Brief:
Transcribe each record below word for word.

#### Extracted records

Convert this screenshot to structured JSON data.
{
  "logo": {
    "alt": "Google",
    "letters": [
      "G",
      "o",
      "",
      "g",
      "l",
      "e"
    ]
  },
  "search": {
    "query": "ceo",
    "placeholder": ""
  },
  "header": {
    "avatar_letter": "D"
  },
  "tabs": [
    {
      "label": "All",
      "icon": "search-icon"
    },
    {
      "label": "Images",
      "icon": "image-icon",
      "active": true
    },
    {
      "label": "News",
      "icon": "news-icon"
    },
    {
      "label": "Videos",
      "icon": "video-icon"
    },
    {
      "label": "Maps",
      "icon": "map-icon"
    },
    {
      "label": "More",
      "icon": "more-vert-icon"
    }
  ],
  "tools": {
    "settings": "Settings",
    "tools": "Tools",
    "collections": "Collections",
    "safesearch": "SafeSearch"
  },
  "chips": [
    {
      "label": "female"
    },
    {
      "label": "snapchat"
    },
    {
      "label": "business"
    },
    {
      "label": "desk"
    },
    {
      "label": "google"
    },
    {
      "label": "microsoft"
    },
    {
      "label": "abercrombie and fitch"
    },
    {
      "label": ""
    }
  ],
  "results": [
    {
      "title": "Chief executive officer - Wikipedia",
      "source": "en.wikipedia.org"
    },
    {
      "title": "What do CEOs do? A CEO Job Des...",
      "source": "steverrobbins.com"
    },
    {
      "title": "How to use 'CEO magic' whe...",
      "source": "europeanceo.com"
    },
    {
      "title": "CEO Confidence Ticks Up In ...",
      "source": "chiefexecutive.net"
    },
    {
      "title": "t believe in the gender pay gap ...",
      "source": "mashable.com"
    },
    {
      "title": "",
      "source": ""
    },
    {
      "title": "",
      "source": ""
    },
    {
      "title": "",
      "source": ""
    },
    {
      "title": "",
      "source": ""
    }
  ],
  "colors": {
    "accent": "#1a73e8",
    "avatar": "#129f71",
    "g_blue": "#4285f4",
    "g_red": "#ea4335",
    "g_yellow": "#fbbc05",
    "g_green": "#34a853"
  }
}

########

Expected answer:
Convert this screenshot to structured JSON data.
{
  "logo": {
    "alt": "Google",
    "letters": [
      "G",
      "o",
      "",
      "g",
      "l",
      "e"
    ]
  },
  "search": {
    "query": "ceo",
    "placeholder": ""
  },
  "header": {
    "avatar_letter": "D"
  },
  "tabs": [
    {
      "label": "All",
      "icon": "search-icon"
    },
    {
      "label": "Images",
      "icon": "image-icon",
      "active": true
    },
    {
      "label": "News",
      "icon": "news-icon"
    },
    {
      "label": "Videos",
      "icon": "video-icon"
    },
    {
      "label": "Maps",
      "icon": "map-icon"
    },
    {
      "label": "More",
      "icon": "more-vert-icon"
    }
  ],
  "tools": {
    "settings": "Settings",
    "tools": "Tools",
    "collections": "Collections",
    "safesearch": "SafeSearch"
  },
  "chips": [
    {
      "label": "female"
    },
    {
      "label": "snapchat"
    },
    {
      "label": "business"
    },
    {
      "label": "desk"
    },
    {
      "label": "google"
    },
    {
      "label": "microsoft"
    },
    {
      "label": "abercrombie and fitch"
    },
    {
      "label": ""
    }
  ],
  "results": [
    {
      "title": "Chief executive officer - Wikipedia",
      "source": "en.wikipedia.org"
    },
    {
      "title": "What do CEOs do? A CEO Job Des...",
      "source": "steverrobbins.com"
    },
    {
      "title": "How to use 'CEO magic' whe...",
      "source": "europeanceo.com"
    },
    {
      "title": "CEO Confidence Ticks Up In ...",
      "source": "chiefexecutive.net"
    },
    {
      "title": "t believe in the gender pay gap ...",
      "source": "mashable.com"
    },
    {
      "title": "",
      "source": ""
    },
    {
      "title": "",
      "source": ""
    },
    {
      "title": "",
      "source": ""
    },
    {
      "title": "",
      "source": ""
    }
  ],
  "colors": {
    "accent": "#1a73e8",
    "avatar": "#129f71",
    "g_blue": "#4285f4",
    "g_red": "#ea4335",
    "g_yellow": "#fbbc05",
    "g_green": "#34a853"
  }
}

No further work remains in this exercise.